WHAT IS NEEDED:
In full and without alteration, repeat the material.

RAW DATA:
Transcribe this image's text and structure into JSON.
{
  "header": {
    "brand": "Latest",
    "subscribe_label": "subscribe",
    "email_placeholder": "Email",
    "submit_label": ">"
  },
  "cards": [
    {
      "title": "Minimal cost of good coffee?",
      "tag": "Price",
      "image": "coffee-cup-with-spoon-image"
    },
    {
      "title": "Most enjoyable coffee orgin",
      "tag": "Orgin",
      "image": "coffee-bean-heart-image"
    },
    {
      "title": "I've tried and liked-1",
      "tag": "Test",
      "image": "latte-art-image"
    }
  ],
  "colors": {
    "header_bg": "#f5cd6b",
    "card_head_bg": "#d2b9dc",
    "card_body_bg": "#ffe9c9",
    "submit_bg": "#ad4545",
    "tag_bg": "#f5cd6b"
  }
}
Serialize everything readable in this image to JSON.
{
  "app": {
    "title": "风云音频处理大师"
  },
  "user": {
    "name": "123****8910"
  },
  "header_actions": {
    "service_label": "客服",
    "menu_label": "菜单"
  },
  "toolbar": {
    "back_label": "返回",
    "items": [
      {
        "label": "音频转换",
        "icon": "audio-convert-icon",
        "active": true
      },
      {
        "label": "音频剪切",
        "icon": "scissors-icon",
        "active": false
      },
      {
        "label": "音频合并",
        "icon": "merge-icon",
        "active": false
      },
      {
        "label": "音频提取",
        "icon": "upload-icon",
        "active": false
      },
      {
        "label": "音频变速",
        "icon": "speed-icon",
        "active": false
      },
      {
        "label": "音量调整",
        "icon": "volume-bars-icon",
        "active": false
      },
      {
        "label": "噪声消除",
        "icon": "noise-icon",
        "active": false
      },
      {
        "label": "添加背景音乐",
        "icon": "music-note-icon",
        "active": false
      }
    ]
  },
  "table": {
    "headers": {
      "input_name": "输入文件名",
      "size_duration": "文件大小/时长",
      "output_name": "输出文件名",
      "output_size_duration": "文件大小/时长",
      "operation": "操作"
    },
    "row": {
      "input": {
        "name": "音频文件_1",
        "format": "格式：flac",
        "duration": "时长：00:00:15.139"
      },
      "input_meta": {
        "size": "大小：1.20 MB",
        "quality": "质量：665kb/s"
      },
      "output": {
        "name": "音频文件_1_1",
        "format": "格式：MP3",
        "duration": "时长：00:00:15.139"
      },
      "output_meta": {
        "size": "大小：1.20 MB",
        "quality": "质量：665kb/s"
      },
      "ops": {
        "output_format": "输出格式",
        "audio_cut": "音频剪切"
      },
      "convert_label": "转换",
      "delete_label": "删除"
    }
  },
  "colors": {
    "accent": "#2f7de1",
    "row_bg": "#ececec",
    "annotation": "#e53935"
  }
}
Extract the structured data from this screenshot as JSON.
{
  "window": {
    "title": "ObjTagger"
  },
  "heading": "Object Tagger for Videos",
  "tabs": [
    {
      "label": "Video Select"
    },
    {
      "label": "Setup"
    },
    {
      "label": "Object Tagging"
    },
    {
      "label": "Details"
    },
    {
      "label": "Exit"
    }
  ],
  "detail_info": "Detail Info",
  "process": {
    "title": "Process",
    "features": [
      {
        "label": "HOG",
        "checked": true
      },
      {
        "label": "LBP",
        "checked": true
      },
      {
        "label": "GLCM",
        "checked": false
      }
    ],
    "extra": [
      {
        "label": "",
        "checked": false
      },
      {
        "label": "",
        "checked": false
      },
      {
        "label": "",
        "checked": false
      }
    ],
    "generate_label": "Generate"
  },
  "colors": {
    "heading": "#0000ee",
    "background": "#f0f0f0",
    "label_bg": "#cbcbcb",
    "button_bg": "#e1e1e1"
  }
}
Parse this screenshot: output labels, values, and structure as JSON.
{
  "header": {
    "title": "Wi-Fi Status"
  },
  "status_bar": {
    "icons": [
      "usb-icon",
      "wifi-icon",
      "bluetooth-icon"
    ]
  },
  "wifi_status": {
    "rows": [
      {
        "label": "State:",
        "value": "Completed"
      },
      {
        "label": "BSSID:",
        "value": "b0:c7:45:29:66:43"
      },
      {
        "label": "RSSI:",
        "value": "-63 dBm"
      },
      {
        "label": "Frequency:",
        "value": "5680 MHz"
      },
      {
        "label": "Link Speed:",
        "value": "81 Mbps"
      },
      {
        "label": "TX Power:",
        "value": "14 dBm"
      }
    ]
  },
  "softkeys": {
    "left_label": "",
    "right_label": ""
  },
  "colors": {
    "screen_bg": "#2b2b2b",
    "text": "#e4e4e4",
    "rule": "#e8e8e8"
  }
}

FULL RESPONSE:
Transcribe this image's text and structure into JSON.
{
  "header": {
    "brand": "Latest",
    "subscribe_label": "subscribe",
    "email_placeholder": "Email",
    "submit_label": ">"
  },
  "cards": [
    {
      "title": "Minimal cost of good coffee?",
      "tag": "Price",
      "image": "coffee-cup-with-spoon-image"
    },
    {
      "title": "Most enjoyable coffee orgin",
      "tag": "Orgin",
      "image": "coffee-bean-heart-image"
    },
    {
      "title": "I've tried and liked-1",
      "tag": "Test",
      "image": "latte-art-image"
    }
  ],
  "colors": {
    "header_bg": "#f5cd6b",
    "card_head_bg": "#d2b9dc",
    "card_body_bg": "#ffe9c9",
    "submit_bg": "#ad4545",
    "tag_bg": "#f5cd6b"
  }
}
Serialize everything readable in this image to JSON.
{
  "app": {
    "title": "风云音频处理大师"
  },
  "user": {
    "name": "123****8910"
  },
  "header_actions": {
    "service_label": "客服",
    "menu_label": "菜单"
  },
  "toolbar": {
    "back_label": "返回",
    "items": [
      {
        "label": "音频转换",
        "icon": "audio-convert-icon",
        "active": true
      },
      {
        "label": "音频剪切",
        "icon": "scissors-icon",
        "active": false
      },
      {
        "label": "音频合并",
        "icon": "merge-icon",
        "active": false
      },
      {
        "label": "音频提取",
        "icon": "upload-icon",
        "active": false
      },
      {
        "label": "音频变速",
        "icon": "speed-icon",
        "active": false
      },
      {
        "label": "音量调整",
        "icon": "volume-bars-icon",
        "active": false
      },
      {
        "label": "噪声消除",
        "icon": "noise-icon",
        "active": false
      },
      {
        "label": "添加背景音乐",
        "icon": "music-note-icon",
        "active": false
      }
    ]
  },
  "table": {
    "headers": {
      "input_name": "输入文件名",
      "size_duration": "文件大小/时长",
      "output_name": "输出文件名",
      "output_size_duration": "文件大小/时长",
      "operation": "操作"
    },
    "row": {
      "input": {
        "name": "音频文件_1",
        "format": "格式：flac",
        "duration": "时长：00:00:15.139"
      },
      "input_meta": {
        "size": "大小：1.20 MB",
        "quality": "质量：665kb/s"
      },
      "output": {
        "name": "音频文件_1_1",
        "format": "格式：MP3",
        "duration": "时长：00:00:15.139"
      },
      "output_meta": {
        "size": "大小：1.20 MB",
        "quality": "质量：665kb/s"
      },
      "ops": {
        "output_format": "输出格式",
        "audio_cut": "音频剪切"
      },
      "convert_label": "转换",
      "delete_label": "删除"
    }
  },
  "colors": {
    "accent": "#2f7de1",
    "row_bg": "#ececec",
    "annotation": "#e53935"
  }
}
Extract the structured data from this screenshot as JSON.
{
  "window": {
    "title": "ObjTagger"
  },
  "heading": "Object Tagger for Videos",
  "tabs": [
    {
      "label": "Video Select"
    },
    {
      "label": "Setup"
    },
    {
      "label": "Object Tagging"
    },
    {
      "label": "Details"
    },
    {
      "label": "Exit"
    }
  ],
  "detail_info": "Detail Info",
  "process": {
    "title": "Process",
    "features": [
      {
        "label": "HOG",
        "checked": true
      },
      {
        "label": "LBP",
        "checked": true
      },
      {
        "label": "GLCM",
        "checked": false
      }
    ],
    "extra": [
      {
        "label": "",
        "checked": false
      },
      {
        "label": "",
        "checked": false
      },
      {
        "label": "",
        "checked": false
      }
    ],
    "generate_label": "Generate"
  },
  "colors": {
    "heading": "#0000ee",
    "background": "#f0f0f0",
    "label_bg": "#cbcbcb",
    "button_bg": "#e1e1e1"
  }
}
Parse this screenshot: output labels, values, and structure as JSON.
{
  "header": {
    "title": "Wi-Fi Status"
  },
  "status_bar": {
    "icons": [
      "usb-icon",
      "wifi-icon",
      "bluetooth-icon"
    ]
  },
  "wifi_status": {
    "rows": [
      {
        "label": "State:",
        "value": "Completed"
      },
      {
        "label": "BSSID:",
        "value": "b0:c7:45:29:66:43"
      },
      {
        "label": "RSSI:",
        "value": "-63 dBm"
      },
      {
        "label": "Frequency:",
        "value": "5680 MHz"
      },
      {
        "label": "Link Speed:",
        "value": "81 Mbps"
      },
      {
        "label": "TX Power:",
        "value": "14 dBm"
      }
    ]
  },
  "softkeys": {
    "left_label": "",
    "right_label": ""
  },
  "colors": {
    "screen_bg": "#2b2b2b",
    "text": "#e4e4e4",
    "rule": "#e8e8e8"
  }
}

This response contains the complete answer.